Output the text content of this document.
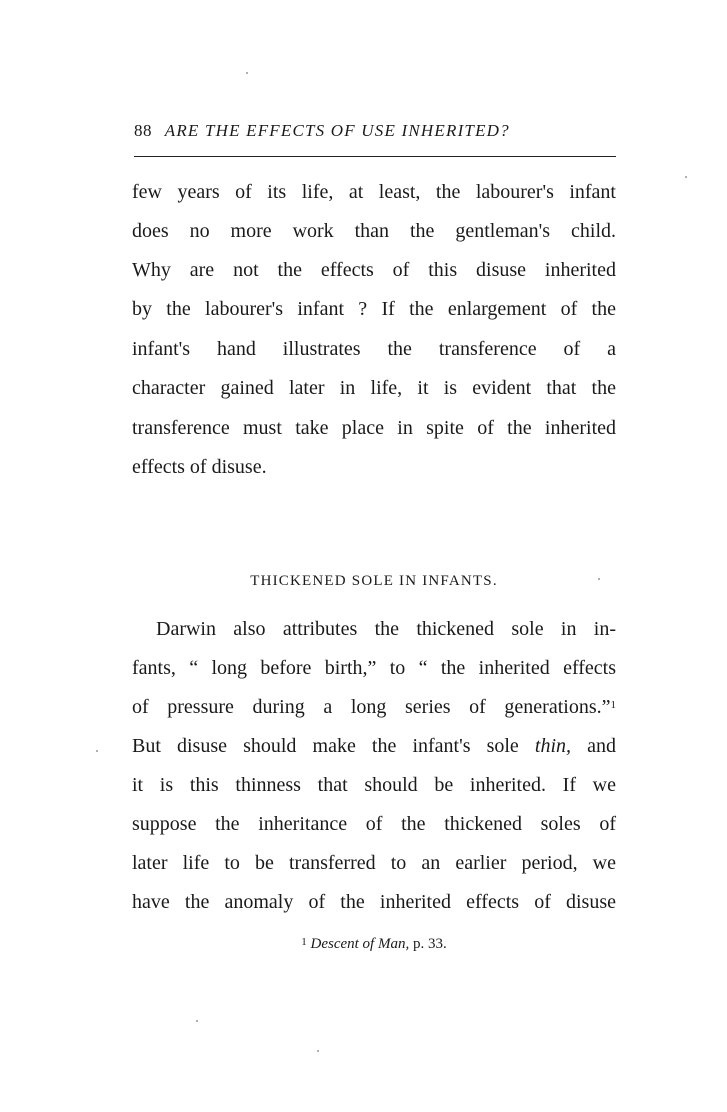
88 ARE THE EFFECTS OF USE INHERITED?
few years of its life, at least, the labourer's infant
does no more work than the gentleman's child.
Why are not the effects of this disuse inherited
by the labourer's infant ? If the enlargement of the
infant's hand illustrates the transference of a
character gained later in life, it is evident that the
transference must take place in spite of the inherited
effects of disuse.
THICKENED SOLE IN INFANTS.
Darwin also attributes the thickened sole in in-
fants, “ long before birth,” to “ the inherited effects
of pressure during a long series of generations.”$^1$
But disuse should make the infant's sole thin, and
it is this thinness that should be inherited. If we
suppose the inheritance of the thickened soles of
later life to be transferred to an earlier period, we
have the anomaly of the inherited effects of disuse
$^1$ Descent of Man, p. 33.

Problem: Count the lines in the records above that contain the word "disuse", and reply with only that number.

Written answer: 4